■ **Exercise prompt**: With the pictures omitted, write out the entries that follow exactly as they stand.
----
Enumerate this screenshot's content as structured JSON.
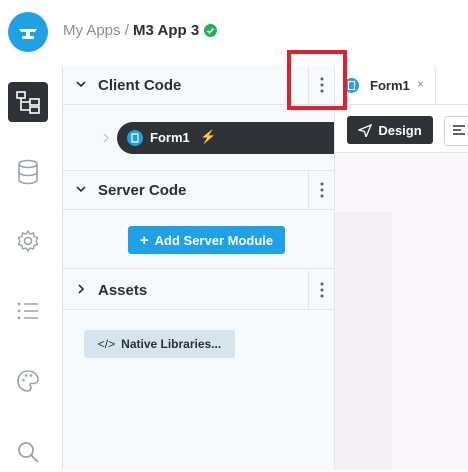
{
  "breadcrumb": {
    "parent": "My Apps",
    "separator": " / ",
    "app_name": "M3 App 3"
  },
  "sidebar_rail": [
    {
      "icon": "app-tree-icon",
      "active": true
    },
    {
      "icon": "database-icon",
      "active": false
    },
    {
      "icon": "settings-icon",
      "active": false
    },
    {
      "icon": "list-icon",
      "active": false
    },
    {
      "icon": "palette-icon",
      "active": false
    },
    {
      "icon": "search-icon",
      "active": false
    }
  ],
  "panel": {
    "client_code": {
      "title": "Client Code",
      "items": [
        {
          "label": "Form1"
        }
      ]
    },
    "server_code": {
      "title": "Server Code",
      "add_label": "Add Server Module"
    },
    "assets": {
      "title": "Assets",
      "native_label": "Native Libraries..."
    }
  },
  "editor": {
    "tab": {
      "label": "Form1",
      "close": "×"
    },
    "design_label": "Design"
  },
  "colors": {
    "accent": "#1ea1e6",
    "dark": "#2f3237",
    "success": "#20b15a",
    "highlight": "#e0202a"
  }
}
----
■ **Output of the exercise**:
Enumerate this screenshot's content as structured JSON.
{
  "breadcrumb": {
    "parent": "My Apps",
    "separator": " / ",
    "app_name": "M3 App 3"
  },
  "sidebar_rail": [
    {
      "icon": "app-tree-icon",
      "active": true
    },
    {
      "icon": "database-icon",
      "active": false
    },
    {
      "icon": "settings-icon",
      "active": false
    },
    {
      "icon": "list-icon",
      "active": false
    },
    {
      "icon": "palette-icon",
      "active": false
    },
    {
      "icon": "search-icon",
      "active": false
    }
  ],
  "panel": {
    "client_code": {
      "title": "Client Code",
      "items": [
        {
          "label": "Form1"
        }
      ]
    },
    "server_code": {
      "title": "Server Code",
      "add_label": "Add Server Module"
    },
    "assets": {
      "title": "Assets",
      "native_label": "Native Libraries..."
    }
  },
  "editor": {
    "tab": {
      "label": "Form1",
      "close": "×"
    },
    "design_label": "Design"
  },
  "colors": {
    "accent": "#1ea1e6",
    "dark": "#2f3237",
    "success": "#20b15a",
    "highlight": "#e0202a"
  }
}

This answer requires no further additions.